§ **Set exercise**: Repeat each entry exactly and drop the pictures.

Items from a figure collection
## Start

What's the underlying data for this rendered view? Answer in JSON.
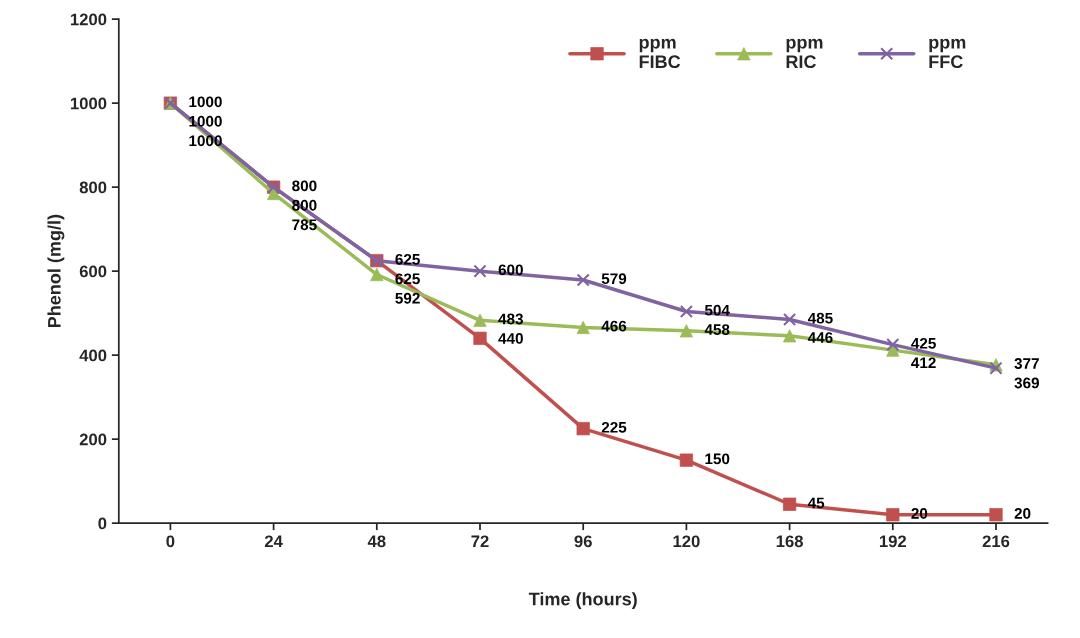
{
  "chart_data": {
    "type": "line",
    "xlabel": "Time (hours)",
    "ylabel": "Phenol (mg/l)",
    "categories": [
      "0",
      "24",
      "48",
      "72",
      "96",
      "120",
      "168",
      "192",
      "216"
    ],
    "series": [
      {
        "name": "ppm\nFIBC",
        "color": "#c0504d",
        "marker": "square",
        "values": [
          1000,
          800,
          625,
          440,
          225,
          150,
          45,
          20,
          20
        ]
      },
      {
        "name": "ppm\nRIC",
        "color": "#9bbb59",
        "marker": "triangle",
        "values": [
          1000,
          785,
          592,
          483,
          466,
          458,
          446,
          412,
          377
        ]
      },
      {
        "name": "ppm\nFFC",
        "color": "#8064a2",
        "marker": "cross",
        "values": [
          1000,
          800,
          625,
          600,
          579,
          504,
          485,
          425,
          369
        ]
      }
    ],
    "ylim": [
      0,
      1200
    ],
    "yticks": [
      0,
      200,
      400,
      600,
      800,
      1000,
      1200
    ],
    "data_labels": true,
    "grid": false,
    "legend": "top right",
    "line_style": "solid"
  }
}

## End

§ **Problem solution**:
What's the underlying data for this rendered view? Answer in JSON.
{
  "chart_data": {
    "type": "line",
    "xlabel": "Time (hours)",
    "ylabel": "Phenol (mg/l)",
    "categories": [
      "0",
      "24",
      "48",
      "72",
      "96",
      "120",
      "168",
      "192",
      "216"
    ],
    "series": [
      {
        "name": "ppm\nFIBC",
        "color": "#c0504d",
        "marker": "square",
        "values": [
          1000,
          800,
          625,
          440,
          225,
          150,
          45,
          20,
          20
        ]
      },
      {
        "name": "ppm\nRIC",
        "color": "#9bbb59",
        "marker": "triangle",
        "values": [
          1000,
          785,
          592,
          483,
          466,
          458,
          446,
          412,
          377
        ]
      },
      {
        "name": "ppm\nFFC",
        "color": "#8064a2",
        "marker": "cross",
        "values": [
          1000,
          800,
          625,
          600,
          579,
          504,
          485,
          425,
          369
        ]
      }
    ],
    "ylim": [
      0,
      1200
    ],
    "yticks": [
      0,
      200,
      400,
      600,
      800,
      1000,
      1200
    ],
    "data_labels": true,
    "grid": false,
    "legend": "top right",
    "line_style": "solid"
  }
}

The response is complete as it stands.